→ **Task brief**: Reproduce every line of the material below, but drop the pictures.
++++++++++
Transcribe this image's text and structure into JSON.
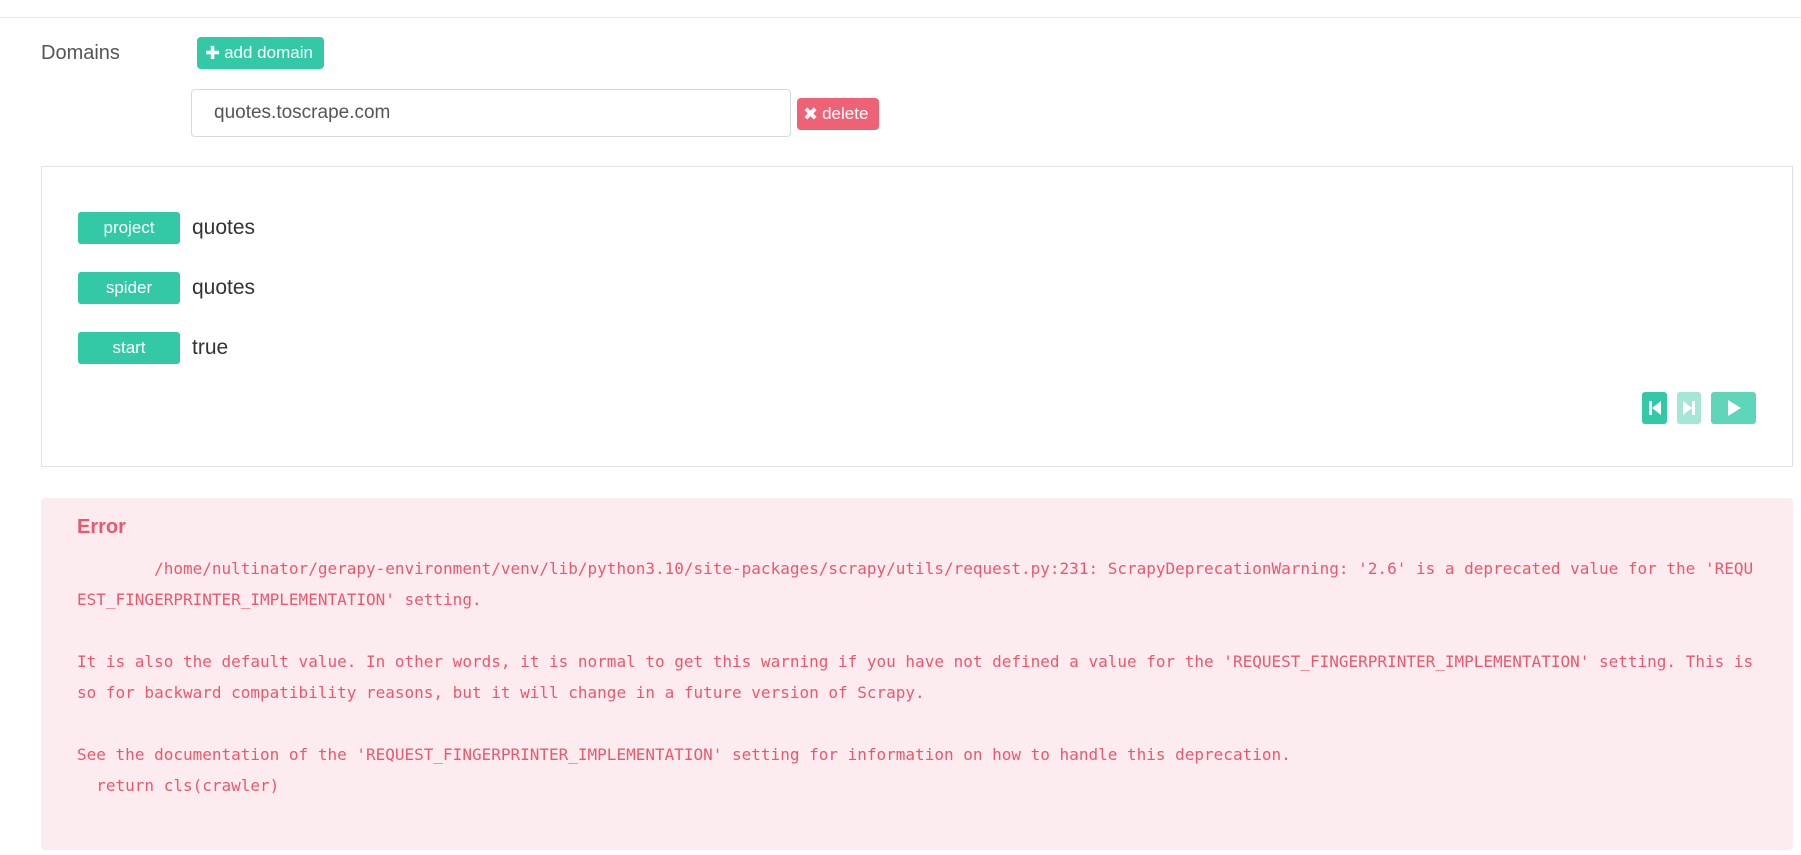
{
  "domains": {
    "label": "Domains",
    "add_button_label": "add domain",
    "add_icon": "plus-icon",
    "entries": [
      {
        "value": "quotes.toscrape.com",
        "delete_label": "delete",
        "delete_icon": "times-icon"
      }
    ]
  },
  "details": {
    "rows": [
      {
        "key": "project",
        "value": "quotes"
      },
      {
        "key": "spider",
        "value": "quotes"
      },
      {
        "key": "start",
        "value": "true"
      }
    ],
    "controls": [
      {
        "icon": "skip-first-icon"
      },
      {
        "icon": "skip-last-icon"
      },
      {
        "icon": "play-icon"
      }
    ]
  },
  "error": {
    "title": "Error",
    "message": "        /home/nultinator/gerapy-environment/venv/lib/python3.10/site-packages/scrapy/utils/request.py:231: ScrapyDeprecationWarning: '2.6' is a deprecated value for the 'REQUEST_FINGERPRINTER_IMPLEMENTATION' setting.\n\nIt is also the default value. In other words, it is normal to get this warning if you have not defined a value for the 'REQUEST_FINGERPRINTER_IMPLEMENTATION' setting. This is so for backward compatibility reasons, but it will change in a future version of Scrapy.\n\nSee the documentation of the 'REQUEST_FINGERPRINTER_IMPLEMENTATION' setting for information on how to handle this deprecation.\n  return cls(crawler)"
  },
  "colors": {
    "primary": "#34c9a6",
    "danger": "#ee6276",
    "error_text": "#e8596d",
    "error_bg": "#fdecef"
  }
}
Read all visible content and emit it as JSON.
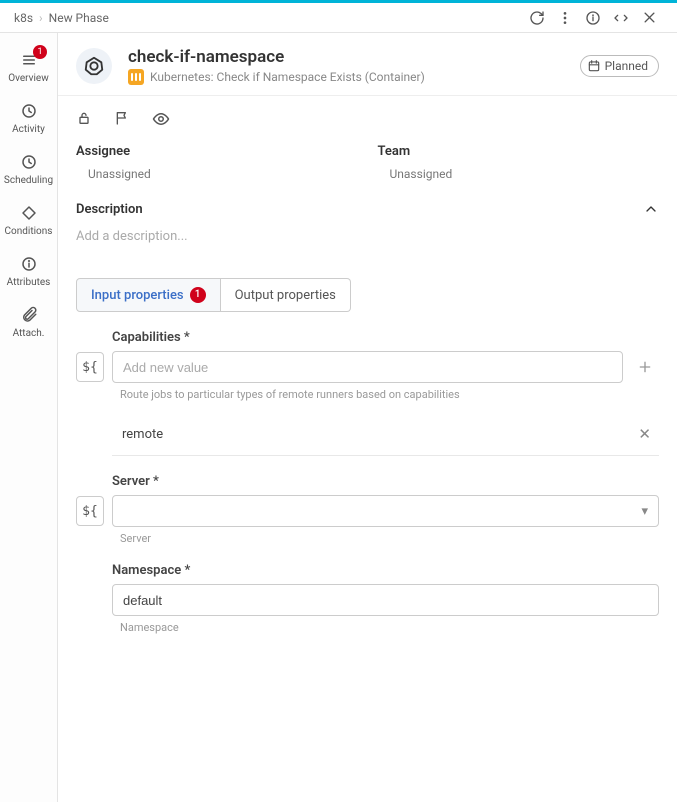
{
  "breadcrumb": {
    "item1": "k8s",
    "item2": "New Phase"
  },
  "header": {
    "title": "check-if-namespace",
    "subtitle": "Kubernetes: Check if Namespace Exists (Container)",
    "status": "Planned"
  },
  "side_nav": {
    "overview": {
      "label": "Overview",
      "badge": "1"
    },
    "activity": {
      "label": "Activity"
    },
    "scheduling": {
      "label": "Scheduling"
    },
    "conditions": {
      "label": "Conditions"
    },
    "attributes": {
      "label": "Attributes"
    },
    "attach": {
      "label": "Attach."
    }
  },
  "assignee": {
    "label": "Assignee",
    "value": "Unassigned"
  },
  "team": {
    "label": "Team",
    "value": "Unassigned"
  },
  "description": {
    "label": "Description",
    "placeholder": "Add a description..."
  },
  "tabs": {
    "input": {
      "label": "Input properties",
      "badge": "1"
    },
    "output": {
      "label": "Output properties"
    }
  },
  "fields": {
    "capabilities": {
      "label": "Capabilities *",
      "placeholder": "Add new value",
      "help": "Route jobs to particular types of remote runners based on capabilities",
      "chip": "remote"
    },
    "server": {
      "label": "Server *",
      "help": "Server"
    },
    "namespace": {
      "label": "Namespace *",
      "value": "default",
      "help": "Namespace"
    }
  },
  "var_btn_text": "${"
}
++++++++++
→ **Written solution**:
Transcribe this image's text and structure into JSON.
{
  "domains": {
    "label": "Domains",
    "add_button_label": "add domain",
    "add_icon": "plus-icon",
    "entries": [
      {
        "value": "quotes.toscrape.com",
        "delete_label": "delete",
        "delete_icon": "times-icon"
      }
    ]
  },
  "details": {
    "rows": [
      {
        "key": "project",
        "value": "quotes"
      },
      {
        "key": "spider",
        "value": "quotes"
      },
      {
        "key": "start",
        "value": "true"
      }
    ],
    "controls": [
      {
        "icon": "skip-first-icon"
      },
      {
        "icon": "skip-last-icon"
      },
      {
        "icon": "play-icon"
      }
    ]
  },
  "error": {
    "title": "Error",
    "message": "        /home/nultinator/gerapy-environment/venv/lib/python3.10/site-packages/scrapy/utils/request.py:231: ScrapyDeprecationWarning: '2.6' is a deprecated value for the 'REQUEST_FINGERPRINTER_IMPLEMENTATION' setting.\n\nIt is also the default value. In other words, it is normal to get this warning if you have not defined a value for the 'REQUEST_FINGERPRINTER_IMPLEMENTATION' setting. This is so for backward compatibility reasons, but it will change in a future version of Scrapy.\n\nSee the documentation of the 'REQUEST_FINGERPRINTER_IMPLEMENTATION' setting for information on how to handle this deprecation.\n  return cls(crawler)"
  },
  "colors": {
    "primary": "#34c9a6",
    "danger": "#ee6276",
    "error_text": "#e8596d",
    "error_bg": "#fdecef"
  }
}
Read all visible content and emit it as JSON.
{
  "breadcrumb": {
    "item1": "k8s",
    "item2": "New Phase"
  },
  "header": {
    "title": "check-if-namespace",
    "subtitle": "Kubernetes: Check if Namespace Exists (Container)",
    "status": "Planned"
  },
  "side_nav": {
    "overview": {
      "label": "Overview",
      "badge": "1"
    },
    "activity": {
      "label": "Activity"
    },
    "scheduling": {
      "label": "Scheduling"
    },
    "conditions": {
      "label": "Conditions"
    },
    "attributes": {
      "label": "Attributes"
    },
    "attach": {
      "label": "Attach."
    }
  },
  "assignee": {
    "label": "Assignee",
    "value": "Unassigned"
  },
  "team": {
    "label": "Team",
    "value": "Unassigned"
  },
  "description": {
    "label": "Description",
    "placeholder": "Add a description..."
  },
  "tabs": {
    "input": {
      "label": "Input properties",
      "badge": "1"
    },
    "output": {
      "label": "Output properties"
    }
  },
  "fields": {
    "capabilities": {
      "label": "Capabilities *",
      "placeholder": "Add new value",
      "help": "Route jobs to particular types of remote runners based on capabilities",
      "chip": "remote"
    },
    "server": {
      "label": "Server *",
      "help": "Server"
    },
    "namespace": {
      "label": "Namespace *",
      "value": "default",
      "help": "Namespace"
    }
  },
  "var_btn_text": "${"
}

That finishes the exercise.